# Start of Given records

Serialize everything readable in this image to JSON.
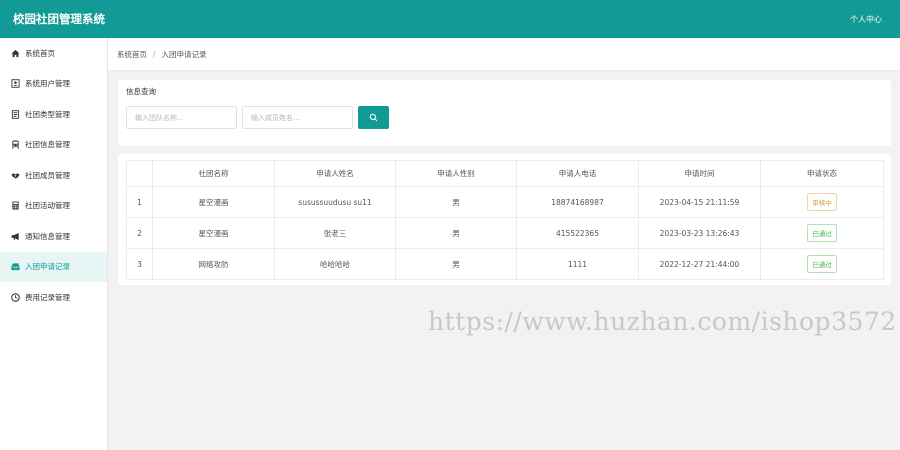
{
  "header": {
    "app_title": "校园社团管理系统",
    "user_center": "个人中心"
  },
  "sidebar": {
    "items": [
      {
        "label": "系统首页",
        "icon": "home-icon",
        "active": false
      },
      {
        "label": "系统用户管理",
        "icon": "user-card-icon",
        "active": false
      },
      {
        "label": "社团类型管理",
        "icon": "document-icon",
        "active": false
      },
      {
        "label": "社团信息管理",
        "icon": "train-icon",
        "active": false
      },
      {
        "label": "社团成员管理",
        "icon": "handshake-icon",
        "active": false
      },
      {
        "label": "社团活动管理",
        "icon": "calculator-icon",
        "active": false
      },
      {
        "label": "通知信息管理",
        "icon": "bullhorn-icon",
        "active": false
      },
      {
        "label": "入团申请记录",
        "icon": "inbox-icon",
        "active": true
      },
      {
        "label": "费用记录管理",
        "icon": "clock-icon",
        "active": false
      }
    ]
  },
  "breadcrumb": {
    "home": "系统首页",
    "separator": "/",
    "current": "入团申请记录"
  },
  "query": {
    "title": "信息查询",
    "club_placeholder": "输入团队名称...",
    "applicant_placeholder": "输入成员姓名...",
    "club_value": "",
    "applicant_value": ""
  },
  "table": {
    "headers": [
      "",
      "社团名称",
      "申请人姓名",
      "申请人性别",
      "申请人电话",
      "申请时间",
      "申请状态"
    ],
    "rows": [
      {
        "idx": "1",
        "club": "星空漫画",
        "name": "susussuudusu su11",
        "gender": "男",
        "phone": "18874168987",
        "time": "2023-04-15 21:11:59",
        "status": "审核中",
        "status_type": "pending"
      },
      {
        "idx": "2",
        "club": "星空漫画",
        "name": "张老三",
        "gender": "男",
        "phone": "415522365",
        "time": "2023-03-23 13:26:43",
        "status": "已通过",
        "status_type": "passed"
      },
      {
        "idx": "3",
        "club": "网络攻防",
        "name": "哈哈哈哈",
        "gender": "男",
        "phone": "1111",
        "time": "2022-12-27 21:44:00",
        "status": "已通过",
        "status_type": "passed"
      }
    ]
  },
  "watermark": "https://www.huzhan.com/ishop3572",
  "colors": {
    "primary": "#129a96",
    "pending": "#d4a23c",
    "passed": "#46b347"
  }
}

# End of Given records

Omit the pictures. Output every record above word for word.

Solution below:
Serialize everything readable in this image to JSON.
{
  "header": {
    "app_title": "校园社团管理系统",
    "user_center": "个人中心"
  },
  "sidebar": {
    "items": [
      {
        "label": "系统首页",
        "icon": "home-icon",
        "active": false
      },
      {
        "label": "系统用户管理",
        "icon": "user-card-icon",
        "active": false
      },
      {
        "label": "社团类型管理",
        "icon": "document-icon",
        "active": false
      },
      {
        "label": "社团信息管理",
        "icon": "train-icon",
        "active": false
      },
      {
        "label": "社团成员管理",
        "icon": "handshake-icon",
        "active": false
      },
      {
        "label": "社团活动管理",
        "icon": "calculator-icon",
        "active": false
      },
      {
        "label": "通知信息管理",
        "icon": "bullhorn-icon",
        "active": false
      },
      {
        "label": "入团申请记录",
        "icon": "inbox-icon",
        "active": true
      },
      {
        "label": "费用记录管理",
        "icon": "clock-icon",
        "active": false
      }
    ]
  },
  "breadcrumb": {
    "home": "系统首页",
    "separator": "/",
    "current": "入团申请记录"
  },
  "query": {
    "title": "信息查询",
    "club_placeholder": "输入团队名称...",
    "applicant_placeholder": "输入成员姓名...",
    "club_value": "",
    "applicant_value": ""
  },
  "table": {
    "headers": [
      "",
      "社团名称",
      "申请人姓名",
      "申请人性别",
      "申请人电话",
      "申请时间",
      "申请状态"
    ],
    "rows": [
      {
        "idx": "1",
        "club": "星空漫画",
        "name": "susussuudusu su11",
        "gender": "男",
        "phone": "18874168987",
        "time": "2023-04-15 21:11:59",
        "status": "审核中",
        "status_type": "pending"
      },
      {
        "idx": "2",
        "club": "星空漫画",
        "name": "张老三",
        "gender": "男",
        "phone": "415522365",
        "time": "2023-03-23 13:26:43",
        "status": "已通过",
        "status_type": "passed"
      },
      {
        "idx": "3",
        "club": "网络攻防",
        "name": "哈哈哈哈",
        "gender": "男",
        "phone": "1111",
        "time": "2022-12-27 21:44:00",
        "status": "已通过",
        "status_type": "passed"
      }
    ]
  },
  "watermark": "https://www.huzhan.com/ishop3572",
  "colors": {
    "primary": "#129a96",
    "pending": "#d4a23c",
    "passed": "#46b347"
  }
}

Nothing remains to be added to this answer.